**What is expected:**
Repeat all of the data precisely.

__________

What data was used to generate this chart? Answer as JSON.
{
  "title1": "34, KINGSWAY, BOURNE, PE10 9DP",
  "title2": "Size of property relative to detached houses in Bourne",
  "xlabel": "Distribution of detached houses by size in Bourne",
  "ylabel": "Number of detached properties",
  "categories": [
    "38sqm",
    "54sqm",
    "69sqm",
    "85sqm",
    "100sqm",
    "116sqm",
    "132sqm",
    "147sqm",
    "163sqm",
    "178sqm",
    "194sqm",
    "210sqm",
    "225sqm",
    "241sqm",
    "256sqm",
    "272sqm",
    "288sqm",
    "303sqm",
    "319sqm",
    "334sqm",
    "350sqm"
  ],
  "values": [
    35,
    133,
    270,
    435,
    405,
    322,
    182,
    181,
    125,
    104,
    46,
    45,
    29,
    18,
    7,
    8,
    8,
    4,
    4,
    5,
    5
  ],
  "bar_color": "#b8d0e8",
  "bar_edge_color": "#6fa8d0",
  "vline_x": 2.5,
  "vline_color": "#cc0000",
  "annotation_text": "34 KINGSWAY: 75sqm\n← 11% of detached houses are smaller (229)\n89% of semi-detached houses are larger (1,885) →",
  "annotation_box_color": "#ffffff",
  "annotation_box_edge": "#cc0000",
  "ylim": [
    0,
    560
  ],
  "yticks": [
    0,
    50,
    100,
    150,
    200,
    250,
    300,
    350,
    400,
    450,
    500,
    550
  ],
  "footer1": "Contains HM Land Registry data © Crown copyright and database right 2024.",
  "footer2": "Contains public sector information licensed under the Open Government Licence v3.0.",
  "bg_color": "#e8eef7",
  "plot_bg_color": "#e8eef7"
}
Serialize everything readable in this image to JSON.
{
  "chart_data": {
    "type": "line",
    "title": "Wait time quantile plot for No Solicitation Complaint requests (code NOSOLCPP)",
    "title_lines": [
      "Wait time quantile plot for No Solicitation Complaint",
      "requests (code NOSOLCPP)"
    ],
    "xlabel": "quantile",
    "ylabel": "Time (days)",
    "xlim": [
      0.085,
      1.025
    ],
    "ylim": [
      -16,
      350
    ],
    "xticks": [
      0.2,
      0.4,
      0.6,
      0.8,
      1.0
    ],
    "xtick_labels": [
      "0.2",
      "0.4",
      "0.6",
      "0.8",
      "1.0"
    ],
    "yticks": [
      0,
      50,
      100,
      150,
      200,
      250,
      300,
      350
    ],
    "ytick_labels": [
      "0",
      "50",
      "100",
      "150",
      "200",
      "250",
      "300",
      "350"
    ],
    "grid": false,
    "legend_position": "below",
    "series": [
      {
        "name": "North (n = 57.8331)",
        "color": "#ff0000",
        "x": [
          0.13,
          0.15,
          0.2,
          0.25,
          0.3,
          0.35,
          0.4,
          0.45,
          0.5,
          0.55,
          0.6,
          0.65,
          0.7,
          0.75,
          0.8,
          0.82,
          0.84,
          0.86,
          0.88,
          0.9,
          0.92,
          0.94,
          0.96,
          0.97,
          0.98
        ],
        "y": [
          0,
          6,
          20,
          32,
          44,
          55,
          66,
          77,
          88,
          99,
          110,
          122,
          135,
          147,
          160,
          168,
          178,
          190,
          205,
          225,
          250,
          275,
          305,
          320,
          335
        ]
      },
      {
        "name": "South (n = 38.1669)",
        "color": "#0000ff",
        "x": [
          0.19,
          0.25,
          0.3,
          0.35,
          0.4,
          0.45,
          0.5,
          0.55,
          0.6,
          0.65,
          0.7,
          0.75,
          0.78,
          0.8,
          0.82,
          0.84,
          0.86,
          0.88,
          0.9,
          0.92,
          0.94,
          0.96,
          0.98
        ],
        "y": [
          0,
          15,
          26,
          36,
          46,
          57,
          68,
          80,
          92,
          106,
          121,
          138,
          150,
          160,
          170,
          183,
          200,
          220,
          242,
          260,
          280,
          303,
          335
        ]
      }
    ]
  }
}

__________

**Answer for the task:**
What data was used to generate this chart? Answer as JSON.
{
  "title1": "34, KINGSWAY, BOURNE, PE10 9DP",
  "title2": "Size of property relative to detached houses in Bourne",
  "xlabel": "Distribution of detached houses by size in Bourne",
  "ylabel": "Number of detached properties",
  "categories": [
    "38sqm",
    "54sqm",
    "69sqm",
    "85sqm",
    "100sqm",
    "116sqm",
    "132sqm",
    "147sqm",
    "163sqm",
    "178sqm",
    "194sqm",
    "210sqm",
    "225sqm",
    "241sqm",
    "256sqm",
    "272sqm",
    "288sqm",
    "303sqm",
    "319sqm",
    "334sqm",
    "350sqm"
  ],
  "values": [
    35,
    133,
    270,
    435,
    405,
    322,
    182,
    181,
    125,
    104,
    46,
    45,
    29,
    18,
    7,
    8,
    8,
    4,
    4,
    5,
    5
  ],
  "bar_color": "#b8d0e8",
  "bar_edge_color": "#6fa8d0",
  "vline_x": 2.5,
  "vline_color": "#cc0000",
  "annotation_text": "34 KINGSWAY: 75sqm\n← 11% of detached houses are smaller (229)\n89% of semi-detached houses are larger (1,885) →",
  "annotation_box_color": "#ffffff",
  "annotation_box_edge": "#cc0000",
  "ylim": [
    0,
    560
  ],
  "yticks": [
    0,
    50,
    100,
    150,
    200,
    250,
    300,
    350,
    400,
    450,
    500,
    550
  ],
  "footer1": "Contains HM Land Registry data © Crown copyright and database right 2024.",
  "footer2": "Contains public sector information licensed under the Open Government Licence v3.0.",
  "bg_color": "#e8eef7",
  "plot_bg_color": "#e8eef7"
}
Serialize everything readable in this image to JSON.
{
  "chart_data": {
    "type": "line",
    "title": "Wait time quantile plot for No Solicitation Complaint requests (code NOSOLCPP)",
    "title_lines": [
      "Wait time quantile plot for No Solicitation Complaint",
      "requests (code NOSOLCPP)"
    ],
    "xlabel": "quantile",
    "ylabel": "Time (days)",
    "xlim": [
      0.085,
      1.025
    ],
    "ylim": [
      -16,
      350
    ],
    "xticks": [
      0.2,
      0.4,
      0.6,
      0.8,
      1.0
    ],
    "xtick_labels": [
      "0.2",
      "0.4",
      "0.6",
      "0.8",
      "1.0"
    ],
    "yticks": [
      0,
      50,
      100,
      150,
      200,
      250,
      300,
      350
    ],
    "ytick_labels": [
      "0",
      "50",
      "100",
      "150",
      "200",
      "250",
      "300",
      "350"
    ],
    "grid": false,
    "legend_position": "below",
    "series": [
      {
        "name": "North (n = 57.8331)",
        "color": "#ff0000",
        "x": [
          0.13,
          0.15,
          0.2,
          0.25,
          0.3,
          0.35,
          0.4,
          0.45,
          0.5,
          0.55,
          0.6,
          0.65,
          0.7,
          0.75,
          0.8,
          0.82,
          0.84,
          0.86,
          0.88,
          0.9,
          0.92,
          0.94,
          0.96,
          0.97,
          0.98
        ],
        "y": [
          0,
          6,
          20,
          32,
          44,
          55,
          66,
          77,
          88,
          99,
          110,
          122,
          135,
          147,
          160,
          168,
          178,
          190,
          205,
          225,
          250,
          275,
          305,
          320,
          335
        ]
      },
      {
        "name": "South (n = 38.1669)",
        "color": "#0000ff",
        "x": [
          0.19,
          0.25,
          0.3,
          0.35,
          0.4,
          0.45,
          0.5,
          0.55,
          0.6,
          0.65,
          0.7,
          0.75,
          0.78,
          0.8,
          0.82,
          0.84,
          0.86,
          0.88,
          0.9,
          0.92,
          0.94,
          0.96,
          0.98
        ],
        "y": [
          0,
          15,
          26,
          36,
          46,
          57,
          68,
          80,
          92,
          106,
          121,
          138,
          150,
          160,
          170,
          183,
          200,
          220,
          242,
          260,
          280,
          303,
          335
        ]
      }
    ]
  }
}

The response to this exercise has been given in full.